Dataset records:
=======

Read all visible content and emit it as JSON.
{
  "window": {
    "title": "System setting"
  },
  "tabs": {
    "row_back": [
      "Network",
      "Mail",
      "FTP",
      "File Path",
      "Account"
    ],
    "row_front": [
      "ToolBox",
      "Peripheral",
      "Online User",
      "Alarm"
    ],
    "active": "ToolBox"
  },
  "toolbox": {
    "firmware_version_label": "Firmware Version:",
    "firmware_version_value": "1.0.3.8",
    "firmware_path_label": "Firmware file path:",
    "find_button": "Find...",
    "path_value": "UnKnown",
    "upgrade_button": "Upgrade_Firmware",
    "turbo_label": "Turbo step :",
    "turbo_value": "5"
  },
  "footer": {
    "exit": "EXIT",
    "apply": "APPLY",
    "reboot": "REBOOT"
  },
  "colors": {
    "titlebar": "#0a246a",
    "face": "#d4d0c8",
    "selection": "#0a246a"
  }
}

=======

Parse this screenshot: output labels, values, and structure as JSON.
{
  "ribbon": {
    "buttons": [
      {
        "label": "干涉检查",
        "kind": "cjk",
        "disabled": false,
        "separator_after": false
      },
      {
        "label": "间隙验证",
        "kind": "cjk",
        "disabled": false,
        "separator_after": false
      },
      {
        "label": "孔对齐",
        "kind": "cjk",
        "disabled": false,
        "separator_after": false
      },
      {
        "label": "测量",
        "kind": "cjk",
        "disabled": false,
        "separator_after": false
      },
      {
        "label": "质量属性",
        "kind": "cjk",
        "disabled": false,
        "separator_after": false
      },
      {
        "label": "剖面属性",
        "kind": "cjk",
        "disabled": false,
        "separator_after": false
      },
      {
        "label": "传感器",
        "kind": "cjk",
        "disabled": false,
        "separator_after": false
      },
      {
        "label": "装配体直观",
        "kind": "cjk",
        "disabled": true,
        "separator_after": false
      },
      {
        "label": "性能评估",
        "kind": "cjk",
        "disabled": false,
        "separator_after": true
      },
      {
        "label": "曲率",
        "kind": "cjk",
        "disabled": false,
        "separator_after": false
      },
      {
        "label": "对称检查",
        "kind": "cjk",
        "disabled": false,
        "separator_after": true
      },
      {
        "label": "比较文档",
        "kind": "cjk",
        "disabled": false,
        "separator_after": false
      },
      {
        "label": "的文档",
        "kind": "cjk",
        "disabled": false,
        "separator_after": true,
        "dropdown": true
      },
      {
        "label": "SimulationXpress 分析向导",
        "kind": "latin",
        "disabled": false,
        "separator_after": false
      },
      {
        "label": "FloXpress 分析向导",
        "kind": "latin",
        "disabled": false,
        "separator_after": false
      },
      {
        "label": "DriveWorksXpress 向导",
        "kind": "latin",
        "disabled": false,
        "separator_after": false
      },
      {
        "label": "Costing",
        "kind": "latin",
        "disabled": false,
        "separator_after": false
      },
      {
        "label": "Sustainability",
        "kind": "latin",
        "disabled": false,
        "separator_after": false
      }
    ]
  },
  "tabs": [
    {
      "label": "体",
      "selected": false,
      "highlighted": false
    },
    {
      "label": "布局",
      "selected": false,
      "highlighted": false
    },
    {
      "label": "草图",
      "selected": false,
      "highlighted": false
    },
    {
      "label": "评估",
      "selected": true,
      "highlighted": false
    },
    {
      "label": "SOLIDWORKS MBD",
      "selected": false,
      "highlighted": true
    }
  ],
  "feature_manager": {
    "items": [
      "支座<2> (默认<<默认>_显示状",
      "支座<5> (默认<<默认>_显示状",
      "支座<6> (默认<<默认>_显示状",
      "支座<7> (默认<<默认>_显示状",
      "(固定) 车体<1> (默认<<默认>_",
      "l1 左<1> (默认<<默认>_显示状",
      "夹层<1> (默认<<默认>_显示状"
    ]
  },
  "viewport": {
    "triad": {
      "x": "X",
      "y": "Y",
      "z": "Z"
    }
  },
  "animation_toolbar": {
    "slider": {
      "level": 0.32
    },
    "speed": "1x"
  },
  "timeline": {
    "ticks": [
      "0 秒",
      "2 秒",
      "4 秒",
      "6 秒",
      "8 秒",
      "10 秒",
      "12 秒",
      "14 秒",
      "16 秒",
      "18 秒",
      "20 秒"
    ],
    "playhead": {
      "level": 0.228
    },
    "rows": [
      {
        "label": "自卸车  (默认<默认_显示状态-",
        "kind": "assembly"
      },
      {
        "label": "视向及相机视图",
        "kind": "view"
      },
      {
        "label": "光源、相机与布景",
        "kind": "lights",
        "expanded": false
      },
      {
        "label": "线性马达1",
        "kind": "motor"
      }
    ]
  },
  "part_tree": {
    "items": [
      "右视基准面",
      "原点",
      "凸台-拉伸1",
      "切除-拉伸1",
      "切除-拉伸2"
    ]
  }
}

=======

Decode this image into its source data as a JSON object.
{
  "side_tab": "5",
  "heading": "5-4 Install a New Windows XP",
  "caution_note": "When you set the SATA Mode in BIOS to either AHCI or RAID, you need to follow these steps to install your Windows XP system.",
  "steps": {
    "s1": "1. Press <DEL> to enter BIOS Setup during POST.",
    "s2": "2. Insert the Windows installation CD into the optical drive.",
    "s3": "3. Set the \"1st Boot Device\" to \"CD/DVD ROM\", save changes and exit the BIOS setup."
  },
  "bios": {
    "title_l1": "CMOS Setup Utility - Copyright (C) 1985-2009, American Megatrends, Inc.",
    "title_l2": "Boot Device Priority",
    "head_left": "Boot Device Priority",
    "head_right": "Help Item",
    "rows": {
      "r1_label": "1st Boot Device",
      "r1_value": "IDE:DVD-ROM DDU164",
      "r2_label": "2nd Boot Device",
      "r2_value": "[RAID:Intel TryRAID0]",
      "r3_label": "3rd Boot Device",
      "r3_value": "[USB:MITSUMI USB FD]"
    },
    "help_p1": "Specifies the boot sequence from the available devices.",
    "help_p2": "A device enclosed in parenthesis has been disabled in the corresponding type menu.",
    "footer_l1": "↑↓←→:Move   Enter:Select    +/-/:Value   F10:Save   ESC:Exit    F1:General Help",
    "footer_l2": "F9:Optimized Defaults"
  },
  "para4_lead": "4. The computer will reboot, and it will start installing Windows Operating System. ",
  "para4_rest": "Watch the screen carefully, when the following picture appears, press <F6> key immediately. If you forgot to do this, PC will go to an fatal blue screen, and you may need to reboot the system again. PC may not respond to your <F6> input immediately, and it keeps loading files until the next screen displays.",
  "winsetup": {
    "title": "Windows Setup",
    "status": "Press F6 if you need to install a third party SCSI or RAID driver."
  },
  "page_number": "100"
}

=======

• Exercise prompt: Gather all lines from the records above in which "JSON" appears.

• Full solution:
Read all visible content and emit it as JSON.
Parse this screenshot: output labels, values, and structure as JSON.
Decode this image into its source data as a JSON object.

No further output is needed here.